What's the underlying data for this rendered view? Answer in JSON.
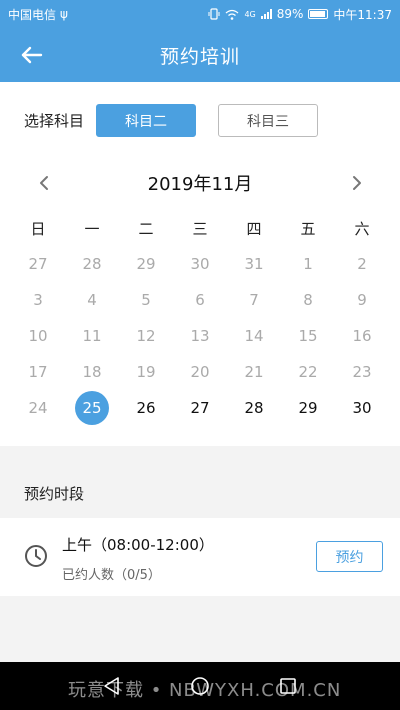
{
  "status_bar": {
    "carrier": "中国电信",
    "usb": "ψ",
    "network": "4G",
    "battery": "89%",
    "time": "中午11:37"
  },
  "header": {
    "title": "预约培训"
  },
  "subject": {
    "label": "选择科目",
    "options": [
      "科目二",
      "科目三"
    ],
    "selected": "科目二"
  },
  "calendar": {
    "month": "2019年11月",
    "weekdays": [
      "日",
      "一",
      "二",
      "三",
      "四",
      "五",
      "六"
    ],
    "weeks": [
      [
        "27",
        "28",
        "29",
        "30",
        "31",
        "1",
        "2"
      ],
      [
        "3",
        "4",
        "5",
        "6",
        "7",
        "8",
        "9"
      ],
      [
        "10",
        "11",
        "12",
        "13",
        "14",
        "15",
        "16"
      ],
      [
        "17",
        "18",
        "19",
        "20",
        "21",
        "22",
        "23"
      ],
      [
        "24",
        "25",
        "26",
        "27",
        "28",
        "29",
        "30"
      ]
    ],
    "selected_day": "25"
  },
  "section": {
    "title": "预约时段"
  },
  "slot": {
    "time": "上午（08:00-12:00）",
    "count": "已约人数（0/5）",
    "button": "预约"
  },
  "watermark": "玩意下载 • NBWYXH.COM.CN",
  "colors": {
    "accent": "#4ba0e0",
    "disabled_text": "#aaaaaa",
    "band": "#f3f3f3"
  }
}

--

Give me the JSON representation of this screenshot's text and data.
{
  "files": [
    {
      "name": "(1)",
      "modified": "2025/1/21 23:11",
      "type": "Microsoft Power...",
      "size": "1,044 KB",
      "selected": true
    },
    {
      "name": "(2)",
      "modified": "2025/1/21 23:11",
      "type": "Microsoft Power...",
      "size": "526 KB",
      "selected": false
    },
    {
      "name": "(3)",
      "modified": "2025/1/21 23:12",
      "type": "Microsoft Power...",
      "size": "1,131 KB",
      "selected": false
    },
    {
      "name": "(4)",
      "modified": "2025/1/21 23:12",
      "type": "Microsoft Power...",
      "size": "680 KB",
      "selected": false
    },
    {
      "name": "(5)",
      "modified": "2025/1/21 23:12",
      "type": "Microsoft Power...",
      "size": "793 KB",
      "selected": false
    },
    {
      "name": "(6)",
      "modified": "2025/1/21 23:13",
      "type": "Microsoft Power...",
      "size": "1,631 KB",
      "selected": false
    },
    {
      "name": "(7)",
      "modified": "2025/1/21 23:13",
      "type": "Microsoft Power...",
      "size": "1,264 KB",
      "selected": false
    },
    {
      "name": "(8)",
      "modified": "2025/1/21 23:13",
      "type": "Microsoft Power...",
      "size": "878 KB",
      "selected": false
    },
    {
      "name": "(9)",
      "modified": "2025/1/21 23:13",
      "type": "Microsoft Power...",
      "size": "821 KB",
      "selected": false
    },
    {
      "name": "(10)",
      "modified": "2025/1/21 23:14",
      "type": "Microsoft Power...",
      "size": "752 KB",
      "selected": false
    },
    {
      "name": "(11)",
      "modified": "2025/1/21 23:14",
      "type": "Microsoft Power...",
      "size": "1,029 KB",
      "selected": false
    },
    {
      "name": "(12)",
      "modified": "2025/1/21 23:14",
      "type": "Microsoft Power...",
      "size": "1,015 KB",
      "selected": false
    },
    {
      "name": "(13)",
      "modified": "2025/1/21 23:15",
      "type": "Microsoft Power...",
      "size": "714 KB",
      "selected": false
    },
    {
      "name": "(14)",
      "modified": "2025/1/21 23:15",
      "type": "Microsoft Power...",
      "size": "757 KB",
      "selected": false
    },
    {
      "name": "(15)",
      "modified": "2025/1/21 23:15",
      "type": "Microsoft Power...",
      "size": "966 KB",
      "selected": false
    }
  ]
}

» WHAT NEEDS TO BE DONE
Pick out every line holding the string "data" and return it.

» RESULT OF THE EXERCISE
What's the underlying data for this rendered view? Answer in JSON.
Give me the JSON representation of this screenshot's text and data.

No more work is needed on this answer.